* [Records for the exercise]
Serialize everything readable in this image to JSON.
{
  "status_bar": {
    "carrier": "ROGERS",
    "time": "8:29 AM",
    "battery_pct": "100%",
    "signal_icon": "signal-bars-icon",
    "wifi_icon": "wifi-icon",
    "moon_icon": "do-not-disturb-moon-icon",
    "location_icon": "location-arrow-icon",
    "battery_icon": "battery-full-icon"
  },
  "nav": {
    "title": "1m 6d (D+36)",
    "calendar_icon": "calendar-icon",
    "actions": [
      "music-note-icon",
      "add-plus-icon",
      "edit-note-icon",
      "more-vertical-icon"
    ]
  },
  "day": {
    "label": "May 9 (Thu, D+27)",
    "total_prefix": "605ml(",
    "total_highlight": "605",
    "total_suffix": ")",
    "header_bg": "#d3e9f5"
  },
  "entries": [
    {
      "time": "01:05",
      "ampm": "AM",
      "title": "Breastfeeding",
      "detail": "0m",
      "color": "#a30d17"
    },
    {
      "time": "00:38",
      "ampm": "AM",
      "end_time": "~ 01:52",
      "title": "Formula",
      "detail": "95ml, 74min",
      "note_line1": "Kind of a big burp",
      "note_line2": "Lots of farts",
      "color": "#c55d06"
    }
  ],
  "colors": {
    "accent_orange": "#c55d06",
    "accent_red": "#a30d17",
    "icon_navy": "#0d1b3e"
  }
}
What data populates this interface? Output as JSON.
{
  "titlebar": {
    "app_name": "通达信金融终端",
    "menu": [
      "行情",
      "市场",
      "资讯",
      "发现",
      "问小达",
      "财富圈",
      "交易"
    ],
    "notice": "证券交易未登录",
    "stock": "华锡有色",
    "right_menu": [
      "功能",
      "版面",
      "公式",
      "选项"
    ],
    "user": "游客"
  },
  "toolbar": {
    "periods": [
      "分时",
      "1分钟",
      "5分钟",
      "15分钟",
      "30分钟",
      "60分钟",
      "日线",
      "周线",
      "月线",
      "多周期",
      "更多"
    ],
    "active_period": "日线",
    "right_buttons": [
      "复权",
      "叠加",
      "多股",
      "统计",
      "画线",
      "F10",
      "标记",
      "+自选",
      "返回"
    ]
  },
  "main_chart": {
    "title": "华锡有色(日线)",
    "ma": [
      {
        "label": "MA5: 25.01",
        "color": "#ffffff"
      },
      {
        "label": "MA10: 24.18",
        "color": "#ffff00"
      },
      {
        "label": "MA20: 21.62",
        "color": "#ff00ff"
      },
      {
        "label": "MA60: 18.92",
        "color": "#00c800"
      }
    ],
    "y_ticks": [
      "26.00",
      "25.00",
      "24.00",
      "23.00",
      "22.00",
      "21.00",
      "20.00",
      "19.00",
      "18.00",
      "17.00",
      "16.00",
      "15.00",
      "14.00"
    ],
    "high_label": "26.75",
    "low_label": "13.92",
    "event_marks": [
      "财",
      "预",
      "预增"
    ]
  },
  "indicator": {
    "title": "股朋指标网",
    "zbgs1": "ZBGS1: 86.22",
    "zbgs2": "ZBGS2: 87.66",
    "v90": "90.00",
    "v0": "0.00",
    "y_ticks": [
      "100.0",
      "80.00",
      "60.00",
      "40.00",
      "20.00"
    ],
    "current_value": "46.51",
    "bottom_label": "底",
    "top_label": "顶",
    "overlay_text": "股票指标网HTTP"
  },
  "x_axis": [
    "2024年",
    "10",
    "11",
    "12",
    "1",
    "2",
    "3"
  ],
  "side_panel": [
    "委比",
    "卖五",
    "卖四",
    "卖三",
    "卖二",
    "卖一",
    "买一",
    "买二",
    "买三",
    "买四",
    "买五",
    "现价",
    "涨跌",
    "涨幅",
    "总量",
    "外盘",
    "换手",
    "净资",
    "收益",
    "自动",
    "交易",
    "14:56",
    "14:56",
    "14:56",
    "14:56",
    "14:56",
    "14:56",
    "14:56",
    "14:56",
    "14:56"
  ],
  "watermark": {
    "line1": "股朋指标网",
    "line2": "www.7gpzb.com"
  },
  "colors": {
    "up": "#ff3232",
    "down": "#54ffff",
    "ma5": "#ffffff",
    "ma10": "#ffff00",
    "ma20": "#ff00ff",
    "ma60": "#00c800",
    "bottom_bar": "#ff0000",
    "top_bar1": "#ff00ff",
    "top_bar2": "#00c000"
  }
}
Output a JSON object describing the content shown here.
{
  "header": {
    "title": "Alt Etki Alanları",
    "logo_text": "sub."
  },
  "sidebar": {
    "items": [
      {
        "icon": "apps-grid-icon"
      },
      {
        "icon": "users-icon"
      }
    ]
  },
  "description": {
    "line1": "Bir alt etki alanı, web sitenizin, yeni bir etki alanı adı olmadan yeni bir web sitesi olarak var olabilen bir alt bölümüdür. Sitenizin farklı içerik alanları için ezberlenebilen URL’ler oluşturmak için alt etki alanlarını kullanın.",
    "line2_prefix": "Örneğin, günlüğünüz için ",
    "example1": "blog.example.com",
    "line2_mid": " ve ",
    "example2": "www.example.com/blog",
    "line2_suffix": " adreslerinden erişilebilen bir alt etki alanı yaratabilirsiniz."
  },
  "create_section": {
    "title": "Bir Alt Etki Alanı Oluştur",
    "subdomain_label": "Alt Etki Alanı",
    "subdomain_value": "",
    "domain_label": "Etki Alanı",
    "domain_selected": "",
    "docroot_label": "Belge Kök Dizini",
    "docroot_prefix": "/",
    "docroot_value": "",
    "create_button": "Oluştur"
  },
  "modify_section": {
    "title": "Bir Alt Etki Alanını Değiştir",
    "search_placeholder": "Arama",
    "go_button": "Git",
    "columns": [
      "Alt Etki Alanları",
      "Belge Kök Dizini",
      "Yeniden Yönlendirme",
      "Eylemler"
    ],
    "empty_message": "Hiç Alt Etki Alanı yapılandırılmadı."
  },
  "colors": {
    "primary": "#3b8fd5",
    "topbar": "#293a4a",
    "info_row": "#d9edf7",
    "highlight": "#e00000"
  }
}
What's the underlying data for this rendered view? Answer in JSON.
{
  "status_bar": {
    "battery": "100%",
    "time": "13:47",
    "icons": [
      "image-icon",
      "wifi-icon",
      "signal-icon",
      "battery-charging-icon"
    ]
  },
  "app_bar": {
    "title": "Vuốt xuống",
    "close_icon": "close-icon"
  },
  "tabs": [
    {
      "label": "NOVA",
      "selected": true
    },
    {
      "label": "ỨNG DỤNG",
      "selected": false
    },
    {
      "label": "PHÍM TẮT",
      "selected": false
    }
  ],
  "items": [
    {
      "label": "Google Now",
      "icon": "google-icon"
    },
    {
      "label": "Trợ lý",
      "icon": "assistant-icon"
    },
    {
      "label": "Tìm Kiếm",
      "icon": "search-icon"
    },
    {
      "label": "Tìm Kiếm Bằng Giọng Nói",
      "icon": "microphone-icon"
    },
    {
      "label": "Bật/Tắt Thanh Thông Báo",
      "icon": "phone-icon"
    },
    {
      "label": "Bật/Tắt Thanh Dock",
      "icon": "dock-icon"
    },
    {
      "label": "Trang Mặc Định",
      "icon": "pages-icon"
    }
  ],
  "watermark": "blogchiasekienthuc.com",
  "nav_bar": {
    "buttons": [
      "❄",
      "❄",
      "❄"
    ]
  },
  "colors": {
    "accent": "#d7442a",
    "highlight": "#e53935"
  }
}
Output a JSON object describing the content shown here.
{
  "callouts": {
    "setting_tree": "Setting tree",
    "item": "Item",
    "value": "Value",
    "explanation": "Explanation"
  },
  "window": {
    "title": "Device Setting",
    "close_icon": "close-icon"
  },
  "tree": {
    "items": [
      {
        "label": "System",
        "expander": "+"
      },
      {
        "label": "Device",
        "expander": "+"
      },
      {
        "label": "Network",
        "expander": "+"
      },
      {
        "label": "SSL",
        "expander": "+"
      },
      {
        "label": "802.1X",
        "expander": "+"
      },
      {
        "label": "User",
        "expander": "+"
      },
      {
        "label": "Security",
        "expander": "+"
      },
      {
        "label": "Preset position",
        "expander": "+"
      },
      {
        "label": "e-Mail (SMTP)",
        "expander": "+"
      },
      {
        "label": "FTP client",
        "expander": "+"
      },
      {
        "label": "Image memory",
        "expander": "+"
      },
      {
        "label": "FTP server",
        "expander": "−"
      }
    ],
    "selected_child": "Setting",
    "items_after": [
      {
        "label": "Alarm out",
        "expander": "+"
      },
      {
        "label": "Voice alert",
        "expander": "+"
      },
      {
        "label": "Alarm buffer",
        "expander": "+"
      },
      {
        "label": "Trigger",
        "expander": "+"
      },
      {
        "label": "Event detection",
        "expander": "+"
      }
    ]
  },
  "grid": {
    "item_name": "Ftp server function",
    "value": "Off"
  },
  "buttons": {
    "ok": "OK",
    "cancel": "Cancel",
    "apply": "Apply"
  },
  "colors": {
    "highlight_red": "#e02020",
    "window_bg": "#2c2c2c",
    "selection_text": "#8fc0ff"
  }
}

* [Short problem]
Locate the word "signal" in the records and collect each line it appears in.

* [The reply]
    "signal_icon": "signal-bars-icon",
      "signal-icon",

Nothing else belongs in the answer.